_PROVIDED PASSAGE:_
* Begin *

Actually, I am happy for you to educate me as to how more megapixels = more reach. That's with or without an extender.

I don't think it does. 

What gear you own doesn't make you the smart boy in class, or right, either. It just means you have some $$$, doesn't it? It also doesn't make your opinion worth anything at all over the next man's opinion. 

Opinion doesn't mean jack. Opinion being better simply because you own nice gear doesn't make it smell any better either. Heck, I own nice gear too, and as anyone here can tell you, it only made me more stupidererly. There are many stupiderer guys with even better gear than you.

There are many people on these forums who claim their crop sensor cameras give more "reach" than a full frame camera because of a narrower field of view and more megapixels on the subject.

Now you are saying that two full frame cameras with the same lens mounted and the same sensor sizes (Not pixel sizes.) have different reach capability. The 5D Mark III has more megapixels than the 1Dx and the 1Dx Mark II so it (5D mark III) has more reach to play with for cropping right? Right? I think that is what you said. Is that what you said?

I disagree.

I'm attaching a chart from "The digital picture" that compares oodles of cameras. BTW, just how many more cropping pixels does the 1DX Mark II offer over the 1DX? And what is the impact on photo quality?

*Disclaimer: I may be completely wrong and unhinged. My friend here called me a smart arse. I take that as a complement as I am widely known as a dumb ass. I'd shake the man's hand and buy him a beer if I could. In the event that I am wrong, and I probably am, I hope to have added to the entertainment value of the forum. It's just that I've never heard the "factoid" that one FF camera with 20 mp has more reach than a FF camera with 18 mp. While I salivate for a 1Dx Mark II, I've learned here that my 5D Mark III has more reach than both the 1DX and 1DX Mark II and that I better upgrade my education and buy a 500mm and 600mm lens combo Magna Cum Laude. Imagine that, I've had the more reachy camera all this time.*  Never should have sold my 70D. Dang it!


----------



## Don Haines (Jul 2, 2016)

CanonFanBoy said:


> Actually, I am happy for you to educate me as to how more megapixels = more reach. That's with or without an extender.


the conventional wisdom is that with finer sampling you get more pixels on the target, but those pixels are of lower quality..... 

Also, smaller pixels require a higher shutter speed to combat shake..... and that means loosing flexibility with your aperture settings...

To my experience, the end result is that with great lighting conditions you can get a bit more reach with more megapixels, but it is not a huge difference. With poor lighting, more pixels makes things worse.

This is probably why the 1DX2, designed to get the shot in harsh conditions, is not a high megapixel camera


----------



## Ozarker (Jul 2, 2016)

Don Haines said:


> CanonFanBoy said:
> 
> 
> > Actually, I am happy for you to educate me as to how more megapixels = more reach. That's with or without an extender.
> ...



Completely agree.

* End *

_SET TASK:_
Carry on the forum thread about megapixels and camera reach from its last post.

_MATERIAL SHOWN:_

* Begin *

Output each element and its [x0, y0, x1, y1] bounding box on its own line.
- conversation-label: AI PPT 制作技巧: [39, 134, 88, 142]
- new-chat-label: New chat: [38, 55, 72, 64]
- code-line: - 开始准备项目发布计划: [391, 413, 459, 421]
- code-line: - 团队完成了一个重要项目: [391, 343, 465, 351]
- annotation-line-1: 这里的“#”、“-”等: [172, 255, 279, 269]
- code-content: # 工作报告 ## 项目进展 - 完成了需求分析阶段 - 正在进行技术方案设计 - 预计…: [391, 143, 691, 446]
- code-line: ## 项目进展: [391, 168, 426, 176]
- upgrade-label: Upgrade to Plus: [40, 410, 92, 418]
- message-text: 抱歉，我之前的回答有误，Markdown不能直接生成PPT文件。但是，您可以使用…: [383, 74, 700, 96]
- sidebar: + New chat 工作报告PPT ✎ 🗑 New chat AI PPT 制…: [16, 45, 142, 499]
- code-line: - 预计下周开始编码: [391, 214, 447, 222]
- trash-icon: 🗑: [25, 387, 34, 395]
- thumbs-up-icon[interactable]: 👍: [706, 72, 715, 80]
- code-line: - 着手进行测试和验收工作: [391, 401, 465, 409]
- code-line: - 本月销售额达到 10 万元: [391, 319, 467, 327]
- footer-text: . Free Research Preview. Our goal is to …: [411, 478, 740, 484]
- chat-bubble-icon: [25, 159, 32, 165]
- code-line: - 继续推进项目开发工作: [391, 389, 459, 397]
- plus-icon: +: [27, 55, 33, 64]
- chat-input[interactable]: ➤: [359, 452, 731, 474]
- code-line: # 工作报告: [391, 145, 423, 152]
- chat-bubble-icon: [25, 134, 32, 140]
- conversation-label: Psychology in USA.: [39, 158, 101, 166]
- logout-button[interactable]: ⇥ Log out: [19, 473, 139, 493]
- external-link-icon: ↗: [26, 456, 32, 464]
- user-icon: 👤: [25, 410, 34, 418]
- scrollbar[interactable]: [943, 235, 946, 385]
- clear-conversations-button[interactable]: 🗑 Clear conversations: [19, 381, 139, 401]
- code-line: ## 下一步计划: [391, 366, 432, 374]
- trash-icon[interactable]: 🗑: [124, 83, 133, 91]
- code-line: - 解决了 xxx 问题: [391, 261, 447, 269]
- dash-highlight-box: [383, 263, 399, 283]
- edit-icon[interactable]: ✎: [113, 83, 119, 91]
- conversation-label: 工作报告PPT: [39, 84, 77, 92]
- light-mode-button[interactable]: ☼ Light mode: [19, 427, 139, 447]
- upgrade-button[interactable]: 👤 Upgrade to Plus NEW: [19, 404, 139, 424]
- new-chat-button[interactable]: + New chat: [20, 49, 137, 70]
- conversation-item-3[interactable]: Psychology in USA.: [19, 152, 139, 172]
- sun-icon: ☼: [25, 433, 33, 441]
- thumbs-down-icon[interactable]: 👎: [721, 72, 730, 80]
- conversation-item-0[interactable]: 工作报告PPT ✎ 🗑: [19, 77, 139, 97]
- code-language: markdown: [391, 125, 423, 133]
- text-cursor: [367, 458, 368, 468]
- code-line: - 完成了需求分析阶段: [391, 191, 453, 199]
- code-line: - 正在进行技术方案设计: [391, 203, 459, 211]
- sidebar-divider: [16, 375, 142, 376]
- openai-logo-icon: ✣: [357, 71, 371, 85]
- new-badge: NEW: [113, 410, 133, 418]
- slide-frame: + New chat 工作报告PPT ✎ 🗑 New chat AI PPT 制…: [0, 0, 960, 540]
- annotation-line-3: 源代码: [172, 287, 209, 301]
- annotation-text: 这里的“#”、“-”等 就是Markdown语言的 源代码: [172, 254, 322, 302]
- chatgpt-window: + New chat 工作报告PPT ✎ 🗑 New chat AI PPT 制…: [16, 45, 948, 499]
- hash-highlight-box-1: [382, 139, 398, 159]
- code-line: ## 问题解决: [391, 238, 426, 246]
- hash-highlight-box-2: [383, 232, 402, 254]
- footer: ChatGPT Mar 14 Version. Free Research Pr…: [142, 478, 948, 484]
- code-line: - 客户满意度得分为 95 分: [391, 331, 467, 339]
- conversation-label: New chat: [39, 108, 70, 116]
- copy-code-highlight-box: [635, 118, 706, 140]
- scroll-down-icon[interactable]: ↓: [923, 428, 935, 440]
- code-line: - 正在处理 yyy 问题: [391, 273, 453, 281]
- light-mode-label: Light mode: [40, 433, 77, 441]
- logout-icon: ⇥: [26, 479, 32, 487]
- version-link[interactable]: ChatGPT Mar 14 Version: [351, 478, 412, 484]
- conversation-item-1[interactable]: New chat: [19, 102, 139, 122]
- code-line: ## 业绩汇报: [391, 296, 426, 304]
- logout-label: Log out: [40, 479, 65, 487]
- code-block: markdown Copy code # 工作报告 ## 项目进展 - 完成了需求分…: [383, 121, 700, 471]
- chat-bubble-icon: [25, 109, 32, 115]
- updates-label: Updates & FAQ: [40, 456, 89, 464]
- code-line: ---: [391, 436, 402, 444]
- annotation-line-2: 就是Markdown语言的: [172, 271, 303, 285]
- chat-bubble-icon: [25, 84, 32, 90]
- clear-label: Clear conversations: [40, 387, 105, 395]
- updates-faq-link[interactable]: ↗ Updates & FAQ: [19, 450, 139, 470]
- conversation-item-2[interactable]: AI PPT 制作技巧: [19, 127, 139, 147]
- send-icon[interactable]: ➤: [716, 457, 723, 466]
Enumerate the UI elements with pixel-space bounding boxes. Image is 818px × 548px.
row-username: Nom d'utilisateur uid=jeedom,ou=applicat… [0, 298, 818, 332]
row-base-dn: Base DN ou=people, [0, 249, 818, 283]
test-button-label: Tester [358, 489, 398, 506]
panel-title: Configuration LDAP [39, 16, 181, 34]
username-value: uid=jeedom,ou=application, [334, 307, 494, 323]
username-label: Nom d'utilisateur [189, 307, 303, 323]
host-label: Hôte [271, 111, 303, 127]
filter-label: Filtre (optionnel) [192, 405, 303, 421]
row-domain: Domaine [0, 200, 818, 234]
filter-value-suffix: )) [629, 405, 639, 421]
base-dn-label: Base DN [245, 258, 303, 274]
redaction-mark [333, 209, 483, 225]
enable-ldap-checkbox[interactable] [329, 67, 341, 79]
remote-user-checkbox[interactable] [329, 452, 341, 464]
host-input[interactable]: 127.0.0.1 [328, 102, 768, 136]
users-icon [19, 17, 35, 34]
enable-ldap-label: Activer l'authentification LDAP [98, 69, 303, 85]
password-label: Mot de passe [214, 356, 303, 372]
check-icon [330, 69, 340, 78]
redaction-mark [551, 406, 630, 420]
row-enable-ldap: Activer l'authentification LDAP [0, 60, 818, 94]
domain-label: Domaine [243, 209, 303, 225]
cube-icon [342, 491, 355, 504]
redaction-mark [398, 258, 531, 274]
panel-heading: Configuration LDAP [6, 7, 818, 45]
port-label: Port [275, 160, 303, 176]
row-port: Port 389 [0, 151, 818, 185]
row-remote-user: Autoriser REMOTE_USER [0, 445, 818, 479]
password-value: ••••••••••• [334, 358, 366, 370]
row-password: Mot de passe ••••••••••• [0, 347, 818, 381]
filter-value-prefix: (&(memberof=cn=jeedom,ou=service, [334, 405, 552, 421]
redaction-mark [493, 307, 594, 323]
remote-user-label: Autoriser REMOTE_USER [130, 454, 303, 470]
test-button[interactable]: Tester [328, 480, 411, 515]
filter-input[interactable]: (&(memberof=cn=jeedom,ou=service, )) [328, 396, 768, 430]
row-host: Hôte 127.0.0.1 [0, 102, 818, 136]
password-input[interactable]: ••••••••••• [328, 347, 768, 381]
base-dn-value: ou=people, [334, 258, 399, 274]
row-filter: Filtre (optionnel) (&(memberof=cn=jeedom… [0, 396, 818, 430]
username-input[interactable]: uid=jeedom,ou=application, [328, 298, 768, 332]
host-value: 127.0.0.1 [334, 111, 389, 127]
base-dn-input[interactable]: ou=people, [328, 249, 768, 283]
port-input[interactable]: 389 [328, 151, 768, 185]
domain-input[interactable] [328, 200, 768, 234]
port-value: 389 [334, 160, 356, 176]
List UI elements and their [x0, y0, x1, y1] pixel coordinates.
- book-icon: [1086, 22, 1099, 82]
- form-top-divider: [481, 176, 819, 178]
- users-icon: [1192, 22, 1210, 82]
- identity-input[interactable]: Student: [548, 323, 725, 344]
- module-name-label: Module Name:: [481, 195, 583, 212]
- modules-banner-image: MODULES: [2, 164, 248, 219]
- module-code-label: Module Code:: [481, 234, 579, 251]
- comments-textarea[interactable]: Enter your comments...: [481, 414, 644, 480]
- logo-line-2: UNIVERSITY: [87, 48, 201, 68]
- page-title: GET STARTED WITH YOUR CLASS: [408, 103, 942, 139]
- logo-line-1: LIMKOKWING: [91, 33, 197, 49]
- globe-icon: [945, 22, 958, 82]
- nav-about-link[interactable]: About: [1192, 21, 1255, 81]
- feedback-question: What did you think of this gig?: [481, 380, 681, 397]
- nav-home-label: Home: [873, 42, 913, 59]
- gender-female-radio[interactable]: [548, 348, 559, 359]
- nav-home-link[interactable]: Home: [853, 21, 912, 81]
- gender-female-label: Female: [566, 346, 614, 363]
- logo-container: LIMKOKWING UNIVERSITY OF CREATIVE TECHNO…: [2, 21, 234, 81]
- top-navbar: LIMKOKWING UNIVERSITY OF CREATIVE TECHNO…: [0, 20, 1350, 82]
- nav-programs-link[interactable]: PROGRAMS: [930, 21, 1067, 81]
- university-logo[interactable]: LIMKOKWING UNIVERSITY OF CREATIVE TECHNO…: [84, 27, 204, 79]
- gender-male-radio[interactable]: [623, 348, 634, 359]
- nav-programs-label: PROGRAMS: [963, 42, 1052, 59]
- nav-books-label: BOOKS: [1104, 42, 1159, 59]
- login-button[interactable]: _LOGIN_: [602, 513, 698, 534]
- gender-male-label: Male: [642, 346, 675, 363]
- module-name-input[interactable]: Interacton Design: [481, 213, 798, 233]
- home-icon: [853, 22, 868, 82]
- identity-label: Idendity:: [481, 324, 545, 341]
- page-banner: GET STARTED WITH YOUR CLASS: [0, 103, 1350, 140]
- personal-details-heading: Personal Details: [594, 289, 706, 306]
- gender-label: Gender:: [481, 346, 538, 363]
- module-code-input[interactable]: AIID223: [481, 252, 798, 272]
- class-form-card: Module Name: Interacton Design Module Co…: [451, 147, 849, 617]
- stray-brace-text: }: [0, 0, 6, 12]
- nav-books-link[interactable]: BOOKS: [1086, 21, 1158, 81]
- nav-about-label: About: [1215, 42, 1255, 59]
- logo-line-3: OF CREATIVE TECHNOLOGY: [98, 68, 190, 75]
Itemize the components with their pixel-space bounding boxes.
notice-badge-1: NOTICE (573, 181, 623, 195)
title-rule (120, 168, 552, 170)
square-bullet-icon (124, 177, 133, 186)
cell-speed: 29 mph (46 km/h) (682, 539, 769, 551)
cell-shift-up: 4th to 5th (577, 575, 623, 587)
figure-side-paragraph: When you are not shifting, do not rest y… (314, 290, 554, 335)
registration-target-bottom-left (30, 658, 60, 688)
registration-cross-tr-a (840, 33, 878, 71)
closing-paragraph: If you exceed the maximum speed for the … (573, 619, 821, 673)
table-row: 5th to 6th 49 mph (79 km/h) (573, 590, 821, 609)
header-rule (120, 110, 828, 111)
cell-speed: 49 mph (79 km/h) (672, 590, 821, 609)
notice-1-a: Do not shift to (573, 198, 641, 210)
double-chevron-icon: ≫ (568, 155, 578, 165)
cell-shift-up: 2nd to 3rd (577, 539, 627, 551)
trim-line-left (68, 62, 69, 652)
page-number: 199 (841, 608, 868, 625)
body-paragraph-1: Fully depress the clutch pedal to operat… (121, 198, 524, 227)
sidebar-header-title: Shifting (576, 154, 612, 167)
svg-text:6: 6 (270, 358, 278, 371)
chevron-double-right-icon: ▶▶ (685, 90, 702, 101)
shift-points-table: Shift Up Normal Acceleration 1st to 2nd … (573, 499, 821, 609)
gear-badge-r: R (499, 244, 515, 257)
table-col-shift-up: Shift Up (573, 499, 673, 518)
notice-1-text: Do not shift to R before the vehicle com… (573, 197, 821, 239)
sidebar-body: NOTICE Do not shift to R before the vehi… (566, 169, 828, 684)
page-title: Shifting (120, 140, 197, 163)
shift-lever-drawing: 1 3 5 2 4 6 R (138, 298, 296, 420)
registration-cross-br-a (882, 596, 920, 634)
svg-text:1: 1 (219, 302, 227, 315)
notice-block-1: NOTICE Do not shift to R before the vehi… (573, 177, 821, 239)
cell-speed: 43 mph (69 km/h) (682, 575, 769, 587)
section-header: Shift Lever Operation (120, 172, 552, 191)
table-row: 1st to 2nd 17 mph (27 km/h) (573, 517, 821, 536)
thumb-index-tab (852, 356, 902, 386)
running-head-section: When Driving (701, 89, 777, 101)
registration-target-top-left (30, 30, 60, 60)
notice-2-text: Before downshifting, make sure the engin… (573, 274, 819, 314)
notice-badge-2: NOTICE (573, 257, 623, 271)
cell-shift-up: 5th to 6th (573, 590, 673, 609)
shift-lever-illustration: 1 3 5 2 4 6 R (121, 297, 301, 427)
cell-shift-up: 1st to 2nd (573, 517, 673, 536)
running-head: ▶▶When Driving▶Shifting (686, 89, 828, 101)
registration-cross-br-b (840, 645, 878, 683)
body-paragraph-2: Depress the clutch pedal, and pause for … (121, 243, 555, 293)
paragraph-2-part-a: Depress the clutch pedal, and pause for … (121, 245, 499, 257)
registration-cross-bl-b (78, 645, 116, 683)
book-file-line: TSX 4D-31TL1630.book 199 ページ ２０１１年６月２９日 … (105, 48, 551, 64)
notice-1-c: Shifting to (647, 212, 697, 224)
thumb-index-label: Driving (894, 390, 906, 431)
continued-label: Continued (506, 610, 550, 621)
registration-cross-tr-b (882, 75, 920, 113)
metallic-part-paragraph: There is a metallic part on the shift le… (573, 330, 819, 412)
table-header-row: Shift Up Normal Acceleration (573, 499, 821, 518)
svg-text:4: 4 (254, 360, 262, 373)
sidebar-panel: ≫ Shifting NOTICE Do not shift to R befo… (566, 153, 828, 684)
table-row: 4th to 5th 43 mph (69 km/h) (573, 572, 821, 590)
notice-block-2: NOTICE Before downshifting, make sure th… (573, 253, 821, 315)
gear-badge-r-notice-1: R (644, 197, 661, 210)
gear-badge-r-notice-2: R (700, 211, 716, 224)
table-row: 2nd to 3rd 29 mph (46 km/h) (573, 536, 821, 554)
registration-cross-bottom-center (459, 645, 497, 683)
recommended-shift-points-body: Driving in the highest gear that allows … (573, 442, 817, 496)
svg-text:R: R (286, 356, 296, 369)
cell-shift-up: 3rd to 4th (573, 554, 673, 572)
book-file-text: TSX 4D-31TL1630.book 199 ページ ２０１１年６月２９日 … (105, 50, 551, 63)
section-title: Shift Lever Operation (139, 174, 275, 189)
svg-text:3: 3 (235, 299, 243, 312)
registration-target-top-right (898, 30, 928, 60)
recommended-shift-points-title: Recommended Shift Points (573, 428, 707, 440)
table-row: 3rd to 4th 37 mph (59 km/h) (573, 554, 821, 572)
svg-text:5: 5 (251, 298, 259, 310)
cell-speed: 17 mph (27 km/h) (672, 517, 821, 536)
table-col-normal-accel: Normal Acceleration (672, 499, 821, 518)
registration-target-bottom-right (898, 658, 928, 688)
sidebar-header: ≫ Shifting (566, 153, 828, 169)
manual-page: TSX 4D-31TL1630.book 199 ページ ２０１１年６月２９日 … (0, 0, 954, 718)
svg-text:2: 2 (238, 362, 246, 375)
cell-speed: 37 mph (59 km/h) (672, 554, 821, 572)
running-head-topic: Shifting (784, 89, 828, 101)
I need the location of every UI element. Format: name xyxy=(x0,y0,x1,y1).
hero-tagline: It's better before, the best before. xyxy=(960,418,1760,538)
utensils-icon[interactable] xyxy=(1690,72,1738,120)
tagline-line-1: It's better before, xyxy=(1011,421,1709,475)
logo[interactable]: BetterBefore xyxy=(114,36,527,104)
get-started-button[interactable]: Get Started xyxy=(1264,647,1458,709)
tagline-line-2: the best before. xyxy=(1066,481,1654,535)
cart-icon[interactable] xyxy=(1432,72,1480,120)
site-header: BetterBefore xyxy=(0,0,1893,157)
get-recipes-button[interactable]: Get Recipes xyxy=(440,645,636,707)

* End *

_EXERCISE RESULT:_
But Don, and this is very tongue in cheek, does my 5D III have more reach, with the same lenses and settings, than the 1DX Mark II because of all the extra megapixels?


----------



## Don Haines (Jul 2, 2016)

CanonFanBoy said:


> Don Haines said:
> 
> 
> > CanonFanBoy said:
> ...


I think the difference would be so minimal that people could argue over it for years


----------



## Ozarker (Jul 2, 2016)

Don Haines said:


> CanonFanBoy said:
> 
> 
> > Don Haines said:
> ...


 And they do.


----------



## DaveWales (Jul 2, 2016)

I don't wish to continue a negative conversation. I was only pointing out that there are lots of advantages to keeping the 500mm and, instead of spending the extra on a 600mm, he might be better upgrading his 1DX to a 1DX2. Pixels are one small reason, but I have found to be a good reason. The 1DX2 has other benefits such as the ability to use all 61 AF points when using a 2.0X TC on an 500mmf4 lens, a silent shutter which is actually quite silent compared to the 1DX and can also be used at a fairly fast frame rate too.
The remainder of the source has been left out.